- **Aim**
Repeat all of the material exactly as given.

- **Extracted entries**
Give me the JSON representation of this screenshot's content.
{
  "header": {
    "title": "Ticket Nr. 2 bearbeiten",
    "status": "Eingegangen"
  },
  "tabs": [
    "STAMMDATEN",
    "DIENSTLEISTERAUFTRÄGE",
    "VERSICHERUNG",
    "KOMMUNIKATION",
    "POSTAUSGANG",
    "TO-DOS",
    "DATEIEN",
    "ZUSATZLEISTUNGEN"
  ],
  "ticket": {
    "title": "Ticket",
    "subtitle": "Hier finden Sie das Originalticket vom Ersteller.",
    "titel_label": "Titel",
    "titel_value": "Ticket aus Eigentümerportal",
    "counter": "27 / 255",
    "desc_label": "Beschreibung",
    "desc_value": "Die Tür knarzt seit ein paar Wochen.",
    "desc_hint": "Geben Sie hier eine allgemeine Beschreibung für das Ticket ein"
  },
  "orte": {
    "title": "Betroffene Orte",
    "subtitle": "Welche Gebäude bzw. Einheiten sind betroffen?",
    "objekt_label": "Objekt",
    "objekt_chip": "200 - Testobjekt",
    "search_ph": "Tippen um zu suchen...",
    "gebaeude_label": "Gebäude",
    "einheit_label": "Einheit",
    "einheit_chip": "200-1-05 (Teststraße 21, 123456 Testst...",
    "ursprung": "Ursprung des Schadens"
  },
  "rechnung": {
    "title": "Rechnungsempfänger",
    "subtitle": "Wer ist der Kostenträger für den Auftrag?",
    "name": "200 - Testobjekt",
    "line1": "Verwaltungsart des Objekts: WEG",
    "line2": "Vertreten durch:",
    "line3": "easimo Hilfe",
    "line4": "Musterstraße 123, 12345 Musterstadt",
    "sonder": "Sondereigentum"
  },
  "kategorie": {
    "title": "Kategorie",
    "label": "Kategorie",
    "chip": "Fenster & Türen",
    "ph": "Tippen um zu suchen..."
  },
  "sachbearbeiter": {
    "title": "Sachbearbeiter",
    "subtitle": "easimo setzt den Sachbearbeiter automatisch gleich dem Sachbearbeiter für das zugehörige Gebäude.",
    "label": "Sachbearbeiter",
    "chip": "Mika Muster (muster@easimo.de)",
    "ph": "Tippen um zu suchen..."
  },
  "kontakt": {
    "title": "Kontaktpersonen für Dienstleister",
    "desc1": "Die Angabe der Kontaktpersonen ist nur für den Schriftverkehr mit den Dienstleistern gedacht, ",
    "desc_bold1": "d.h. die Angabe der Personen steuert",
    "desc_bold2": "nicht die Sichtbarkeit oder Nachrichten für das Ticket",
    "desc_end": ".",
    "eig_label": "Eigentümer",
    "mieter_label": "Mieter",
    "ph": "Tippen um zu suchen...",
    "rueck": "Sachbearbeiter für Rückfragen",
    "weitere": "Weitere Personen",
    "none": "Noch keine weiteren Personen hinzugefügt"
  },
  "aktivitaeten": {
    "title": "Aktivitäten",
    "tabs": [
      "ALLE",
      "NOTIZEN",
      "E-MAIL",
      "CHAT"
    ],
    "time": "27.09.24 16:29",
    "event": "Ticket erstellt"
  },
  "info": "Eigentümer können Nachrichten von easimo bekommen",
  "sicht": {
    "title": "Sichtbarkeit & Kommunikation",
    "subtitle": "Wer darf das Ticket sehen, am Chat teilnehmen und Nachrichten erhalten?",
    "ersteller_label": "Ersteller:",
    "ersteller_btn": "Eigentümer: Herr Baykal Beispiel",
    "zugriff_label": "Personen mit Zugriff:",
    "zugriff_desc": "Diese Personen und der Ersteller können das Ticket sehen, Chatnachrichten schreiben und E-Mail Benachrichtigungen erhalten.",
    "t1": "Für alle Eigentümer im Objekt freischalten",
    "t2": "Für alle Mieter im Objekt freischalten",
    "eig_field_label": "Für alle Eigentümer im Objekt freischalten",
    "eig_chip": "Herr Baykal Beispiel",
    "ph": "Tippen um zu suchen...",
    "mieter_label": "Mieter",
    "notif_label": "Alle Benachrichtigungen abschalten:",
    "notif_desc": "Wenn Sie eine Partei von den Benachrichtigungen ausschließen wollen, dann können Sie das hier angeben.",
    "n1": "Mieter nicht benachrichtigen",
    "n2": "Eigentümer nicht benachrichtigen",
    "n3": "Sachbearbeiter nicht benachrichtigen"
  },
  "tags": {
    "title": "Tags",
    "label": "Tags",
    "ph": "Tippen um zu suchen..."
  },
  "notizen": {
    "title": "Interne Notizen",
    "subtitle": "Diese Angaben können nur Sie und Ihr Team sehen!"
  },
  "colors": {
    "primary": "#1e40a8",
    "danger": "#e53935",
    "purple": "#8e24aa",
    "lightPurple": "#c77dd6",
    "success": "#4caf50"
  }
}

- **Response**
Give me the JSON representation of this screenshot's content.
{
  "header": {
    "title": "Ticket Nr. 2 bearbeiten",
    "status": "Eingegangen"
  },
  "tabs": [
    "STAMMDATEN",
    "DIENSTLEISTERAUFTRÄGE",
    "VERSICHERUNG",
    "KOMMUNIKATION",
    "POSTAUSGANG",
    "TO-DOS",
    "DATEIEN",
    "ZUSATZLEISTUNGEN"
  ],
  "ticket": {
    "title": "Ticket",
    "subtitle": "Hier finden Sie das Originalticket vom Ersteller.",
    "titel_label": "Titel",
    "titel_value": "Ticket aus Eigentümerportal",
    "counter": "27 / 255",
    "desc_label": "Beschreibung",
    "desc_value": "Die Tür knarzt seit ein paar Wochen.",
    "desc_hint": "Geben Sie hier eine allgemeine Beschreibung für das Ticket ein"
  },
  "orte": {
    "title": "Betroffene Orte",
    "subtitle": "Welche Gebäude bzw. Einheiten sind betroffen?",
    "objekt_label": "Objekt",
    "objekt_chip": "200 - Testobjekt",
    "search_ph": "Tippen um zu suchen...",
    "gebaeude_label": "Gebäude",
    "einheit_label": "Einheit",
    "einheit_chip": "200-1-05 (Teststraße 21, 123456 Testst...",
    "ursprung": "Ursprung des Schadens"
  },
  "rechnung": {
    "title": "Rechnungsempfänger",
    "subtitle": "Wer ist der Kostenträger für den Auftrag?",
    "name": "200 - Testobjekt",
    "line1": "Verwaltungsart des Objekts: WEG",
    "line2": "Vertreten durch:",
    "line3": "easimo Hilfe",
    "line4": "Musterstraße 123, 12345 Musterstadt",
    "sonder": "Sondereigentum"
  },
  "kategorie": {
    "title": "Kategorie",
    "label": "Kategorie",
    "chip": "Fenster & Türen",
    "ph": "Tippen um zu suchen..."
  },
  "sachbearbeiter": {
    "title": "Sachbearbeiter",
    "subtitle": "easimo setzt den Sachbearbeiter automatisch gleich dem Sachbearbeiter für das zugehörige Gebäude.",
    "label": "Sachbearbeiter",
    "chip": "Mika Muster (muster@easimo.de)",
    "ph": "Tippen um zu suchen..."
  },
  "kontakt": {
    "title": "Kontaktpersonen für Dienstleister",
    "desc1": "Die Angabe der Kontaktpersonen ist nur für den Schriftverkehr mit den Dienstleistern gedacht, ",
    "desc_bold1": "d.h. die Angabe der Personen steuert",
    "desc_bold2": "nicht die Sichtbarkeit oder Nachrichten für das Ticket",
    "desc_end": ".",
    "eig_label": "Eigentümer",
    "mieter_label": "Mieter",
    "ph": "Tippen um zu suchen...",
    "rueck": "Sachbearbeiter für Rückfragen",
    "weitere": "Weitere Personen",
    "none": "Noch keine weiteren Personen hinzugefügt"
  },
  "aktivitaeten": {
    "title": "Aktivitäten",
    "tabs": [
      "ALLE",
      "NOTIZEN",
      "E-MAIL",
      "CHAT"
    ],
    "time": "27.09.24 16:29",
    "event": "Ticket erstellt"
  },
  "info": "Eigentümer können Nachrichten von easimo bekommen",
  "sicht": {
    "title": "Sichtbarkeit & Kommunikation",
    "subtitle": "Wer darf das Ticket sehen, am Chat teilnehmen und Nachrichten erhalten?",
    "ersteller_label": "Ersteller:",
    "ersteller_btn": "Eigentümer: Herr Baykal Beispiel",
    "zugriff_label": "Personen mit Zugriff:",
    "zugriff_desc": "Diese Personen und der Ersteller können das Ticket sehen, Chatnachrichten schreiben und E-Mail Benachrichtigungen erhalten.",
    "t1": "Für alle Eigentümer im Objekt freischalten",
    "t2": "Für alle Mieter im Objekt freischalten",
    "eig_field_label": "Für alle Eigentümer im Objekt freischalten",
    "eig_chip": "Herr Baykal Beispiel",
    "ph": "Tippen um zu suchen...",
    "mieter_label": "Mieter",
    "notif_label": "Alle Benachrichtigungen abschalten:",
    "notif_desc": "Wenn Sie eine Partei von den Benachrichtigungen ausschließen wollen, dann können Sie das hier angeben.",
    "n1": "Mieter nicht benachrichtigen",
    "n2": "Eigentümer nicht benachrichtigen",
    "n3": "Sachbearbeiter nicht benachrichtigen"
  },
  "tags": {
    "title": "Tags",
    "label": "Tags",
    "ph": "Tippen um zu suchen..."
  },
  "notizen": {
    "title": "Interne Notizen",
    "subtitle": "Diese Angaben können nur Sie und Ihr Team sehen!"
  },
  "colors": {
    "primary": "#1e40a8",
    "danger": "#e53935",
    "purple": "#8e24aa",
    "lightPurple": "#c77dd6",
    "success": "#4caf50"
  }
}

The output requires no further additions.